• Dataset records
++++++++

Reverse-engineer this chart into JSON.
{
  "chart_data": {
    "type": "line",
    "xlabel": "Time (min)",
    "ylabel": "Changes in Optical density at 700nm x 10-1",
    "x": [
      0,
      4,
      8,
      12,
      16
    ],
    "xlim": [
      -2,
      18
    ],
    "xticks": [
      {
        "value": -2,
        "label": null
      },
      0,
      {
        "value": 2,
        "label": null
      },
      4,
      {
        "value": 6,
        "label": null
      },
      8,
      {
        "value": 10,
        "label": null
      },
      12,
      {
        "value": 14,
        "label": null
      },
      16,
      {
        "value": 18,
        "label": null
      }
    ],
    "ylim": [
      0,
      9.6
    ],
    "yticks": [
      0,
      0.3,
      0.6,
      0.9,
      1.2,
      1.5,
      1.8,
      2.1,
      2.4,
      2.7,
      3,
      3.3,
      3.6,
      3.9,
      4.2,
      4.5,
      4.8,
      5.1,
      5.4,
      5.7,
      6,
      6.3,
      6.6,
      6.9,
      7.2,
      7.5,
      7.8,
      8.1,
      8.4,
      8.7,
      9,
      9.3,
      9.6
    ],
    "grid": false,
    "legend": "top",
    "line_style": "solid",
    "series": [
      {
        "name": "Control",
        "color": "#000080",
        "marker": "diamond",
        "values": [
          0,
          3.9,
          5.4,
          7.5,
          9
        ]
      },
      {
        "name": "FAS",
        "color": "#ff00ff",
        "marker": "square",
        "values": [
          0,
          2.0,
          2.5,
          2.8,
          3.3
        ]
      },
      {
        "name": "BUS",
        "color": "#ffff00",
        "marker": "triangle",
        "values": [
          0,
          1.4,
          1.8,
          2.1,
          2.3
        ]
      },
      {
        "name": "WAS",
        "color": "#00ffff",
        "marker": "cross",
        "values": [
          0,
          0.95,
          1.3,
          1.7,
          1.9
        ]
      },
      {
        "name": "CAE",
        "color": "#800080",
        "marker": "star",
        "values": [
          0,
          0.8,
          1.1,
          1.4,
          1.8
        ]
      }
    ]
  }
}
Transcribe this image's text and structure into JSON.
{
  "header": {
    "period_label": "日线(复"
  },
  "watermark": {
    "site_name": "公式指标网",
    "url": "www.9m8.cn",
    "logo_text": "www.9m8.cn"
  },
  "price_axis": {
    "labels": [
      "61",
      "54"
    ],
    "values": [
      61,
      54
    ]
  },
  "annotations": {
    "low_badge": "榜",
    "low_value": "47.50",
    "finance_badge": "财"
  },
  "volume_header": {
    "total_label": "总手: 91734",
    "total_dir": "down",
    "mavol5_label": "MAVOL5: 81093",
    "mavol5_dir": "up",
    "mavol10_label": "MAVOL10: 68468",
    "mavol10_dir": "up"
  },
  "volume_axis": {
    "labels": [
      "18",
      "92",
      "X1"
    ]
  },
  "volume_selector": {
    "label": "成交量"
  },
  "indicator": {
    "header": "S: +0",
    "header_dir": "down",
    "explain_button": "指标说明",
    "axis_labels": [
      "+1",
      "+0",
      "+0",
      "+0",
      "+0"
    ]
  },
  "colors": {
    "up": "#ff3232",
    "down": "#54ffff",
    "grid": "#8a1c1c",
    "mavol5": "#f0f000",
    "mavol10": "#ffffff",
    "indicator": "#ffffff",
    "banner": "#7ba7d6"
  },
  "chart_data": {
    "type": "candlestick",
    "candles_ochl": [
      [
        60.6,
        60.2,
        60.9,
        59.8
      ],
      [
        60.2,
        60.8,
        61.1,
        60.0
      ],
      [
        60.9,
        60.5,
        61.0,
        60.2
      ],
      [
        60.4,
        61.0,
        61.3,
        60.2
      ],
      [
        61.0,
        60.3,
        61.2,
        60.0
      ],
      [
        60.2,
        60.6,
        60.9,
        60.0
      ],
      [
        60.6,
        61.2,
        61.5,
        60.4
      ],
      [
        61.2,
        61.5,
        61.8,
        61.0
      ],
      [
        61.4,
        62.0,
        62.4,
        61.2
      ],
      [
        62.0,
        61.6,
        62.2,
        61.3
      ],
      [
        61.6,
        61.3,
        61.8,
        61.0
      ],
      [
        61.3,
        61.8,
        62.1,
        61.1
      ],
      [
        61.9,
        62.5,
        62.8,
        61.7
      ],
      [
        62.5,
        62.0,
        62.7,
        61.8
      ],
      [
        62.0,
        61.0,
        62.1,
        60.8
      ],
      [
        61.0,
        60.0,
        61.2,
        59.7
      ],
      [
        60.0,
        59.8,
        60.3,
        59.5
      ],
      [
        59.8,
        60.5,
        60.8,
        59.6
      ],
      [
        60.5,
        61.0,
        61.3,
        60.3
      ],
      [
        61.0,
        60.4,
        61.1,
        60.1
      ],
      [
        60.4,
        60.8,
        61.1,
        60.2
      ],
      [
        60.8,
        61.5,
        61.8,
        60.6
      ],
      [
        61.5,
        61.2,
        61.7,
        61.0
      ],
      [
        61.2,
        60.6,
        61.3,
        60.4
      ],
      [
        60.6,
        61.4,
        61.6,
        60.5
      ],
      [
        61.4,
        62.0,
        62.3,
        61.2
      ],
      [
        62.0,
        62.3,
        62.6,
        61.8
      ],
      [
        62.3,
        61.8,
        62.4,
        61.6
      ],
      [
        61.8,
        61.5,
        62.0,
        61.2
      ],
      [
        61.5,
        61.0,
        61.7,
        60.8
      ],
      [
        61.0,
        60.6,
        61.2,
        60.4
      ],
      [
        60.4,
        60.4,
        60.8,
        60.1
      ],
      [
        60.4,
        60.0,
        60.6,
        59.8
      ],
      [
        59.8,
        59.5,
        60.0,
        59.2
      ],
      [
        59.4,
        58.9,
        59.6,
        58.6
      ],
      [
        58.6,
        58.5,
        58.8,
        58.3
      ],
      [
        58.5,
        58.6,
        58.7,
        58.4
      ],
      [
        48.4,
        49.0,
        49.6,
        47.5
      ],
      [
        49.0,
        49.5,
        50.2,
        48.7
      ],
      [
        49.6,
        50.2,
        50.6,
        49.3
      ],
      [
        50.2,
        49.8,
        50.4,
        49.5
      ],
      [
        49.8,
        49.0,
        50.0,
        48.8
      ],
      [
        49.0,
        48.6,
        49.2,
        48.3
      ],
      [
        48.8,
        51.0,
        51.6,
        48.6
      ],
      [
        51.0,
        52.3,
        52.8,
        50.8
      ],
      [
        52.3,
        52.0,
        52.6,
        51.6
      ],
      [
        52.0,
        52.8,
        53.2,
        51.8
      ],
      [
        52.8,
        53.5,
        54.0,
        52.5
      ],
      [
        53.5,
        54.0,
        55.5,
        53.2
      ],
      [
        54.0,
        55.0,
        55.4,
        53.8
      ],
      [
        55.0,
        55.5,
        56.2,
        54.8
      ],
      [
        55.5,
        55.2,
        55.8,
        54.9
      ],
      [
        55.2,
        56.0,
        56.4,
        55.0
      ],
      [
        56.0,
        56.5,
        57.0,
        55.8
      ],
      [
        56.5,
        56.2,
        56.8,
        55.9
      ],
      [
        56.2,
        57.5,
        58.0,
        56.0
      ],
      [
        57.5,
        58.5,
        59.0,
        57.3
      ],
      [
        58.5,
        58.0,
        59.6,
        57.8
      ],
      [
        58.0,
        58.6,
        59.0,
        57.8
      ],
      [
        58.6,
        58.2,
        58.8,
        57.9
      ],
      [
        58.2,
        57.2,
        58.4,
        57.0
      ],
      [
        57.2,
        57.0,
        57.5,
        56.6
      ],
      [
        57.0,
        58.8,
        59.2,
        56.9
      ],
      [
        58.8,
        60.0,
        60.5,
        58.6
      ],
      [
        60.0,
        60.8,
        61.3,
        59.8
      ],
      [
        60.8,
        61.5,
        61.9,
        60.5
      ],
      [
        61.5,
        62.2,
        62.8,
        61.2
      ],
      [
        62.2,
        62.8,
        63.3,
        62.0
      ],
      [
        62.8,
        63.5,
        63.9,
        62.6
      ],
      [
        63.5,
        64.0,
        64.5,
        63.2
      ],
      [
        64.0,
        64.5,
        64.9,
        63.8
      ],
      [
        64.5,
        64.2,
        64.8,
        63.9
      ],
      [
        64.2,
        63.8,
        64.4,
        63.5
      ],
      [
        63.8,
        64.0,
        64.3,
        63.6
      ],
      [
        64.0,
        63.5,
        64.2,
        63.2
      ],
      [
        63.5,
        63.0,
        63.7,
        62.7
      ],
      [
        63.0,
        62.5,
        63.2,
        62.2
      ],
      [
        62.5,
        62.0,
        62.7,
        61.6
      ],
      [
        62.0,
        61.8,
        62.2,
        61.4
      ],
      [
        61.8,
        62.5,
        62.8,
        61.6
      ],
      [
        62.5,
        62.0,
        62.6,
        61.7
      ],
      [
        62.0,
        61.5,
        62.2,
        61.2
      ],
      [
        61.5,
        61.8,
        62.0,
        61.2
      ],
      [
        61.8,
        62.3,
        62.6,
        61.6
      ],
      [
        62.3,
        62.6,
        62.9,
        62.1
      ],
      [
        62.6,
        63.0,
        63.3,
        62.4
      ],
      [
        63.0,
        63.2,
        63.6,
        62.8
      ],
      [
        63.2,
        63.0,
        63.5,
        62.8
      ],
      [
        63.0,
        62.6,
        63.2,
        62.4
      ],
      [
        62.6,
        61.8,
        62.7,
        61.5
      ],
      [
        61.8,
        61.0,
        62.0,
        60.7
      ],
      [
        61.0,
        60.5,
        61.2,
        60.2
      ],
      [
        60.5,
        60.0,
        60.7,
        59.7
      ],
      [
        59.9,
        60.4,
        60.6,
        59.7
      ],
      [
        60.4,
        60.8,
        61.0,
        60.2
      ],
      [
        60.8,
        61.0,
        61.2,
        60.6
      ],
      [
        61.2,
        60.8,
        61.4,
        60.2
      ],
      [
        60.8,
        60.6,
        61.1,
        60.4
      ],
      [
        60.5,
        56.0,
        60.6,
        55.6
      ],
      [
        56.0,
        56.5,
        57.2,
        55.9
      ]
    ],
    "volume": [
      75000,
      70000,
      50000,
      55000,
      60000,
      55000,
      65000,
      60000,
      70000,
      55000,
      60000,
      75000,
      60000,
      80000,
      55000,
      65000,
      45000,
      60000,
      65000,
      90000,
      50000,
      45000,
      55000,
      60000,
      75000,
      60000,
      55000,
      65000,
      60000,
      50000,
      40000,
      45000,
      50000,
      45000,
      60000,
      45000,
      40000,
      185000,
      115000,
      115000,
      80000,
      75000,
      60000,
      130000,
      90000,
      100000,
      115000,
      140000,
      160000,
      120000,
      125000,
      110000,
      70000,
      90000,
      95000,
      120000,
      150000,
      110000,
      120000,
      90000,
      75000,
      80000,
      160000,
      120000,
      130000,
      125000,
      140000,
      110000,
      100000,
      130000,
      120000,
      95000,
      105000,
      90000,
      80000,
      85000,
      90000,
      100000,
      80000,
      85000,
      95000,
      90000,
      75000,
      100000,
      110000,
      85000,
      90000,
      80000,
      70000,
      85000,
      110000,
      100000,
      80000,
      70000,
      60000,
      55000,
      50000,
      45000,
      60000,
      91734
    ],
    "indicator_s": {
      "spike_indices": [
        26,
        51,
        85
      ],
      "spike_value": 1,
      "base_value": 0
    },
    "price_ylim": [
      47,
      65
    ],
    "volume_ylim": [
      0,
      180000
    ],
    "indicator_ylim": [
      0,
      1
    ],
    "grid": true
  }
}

++++++++

• Written instruction
Reply with nothing except the number of lines in the listing above that include the string "marker".

• Response to this exercise
5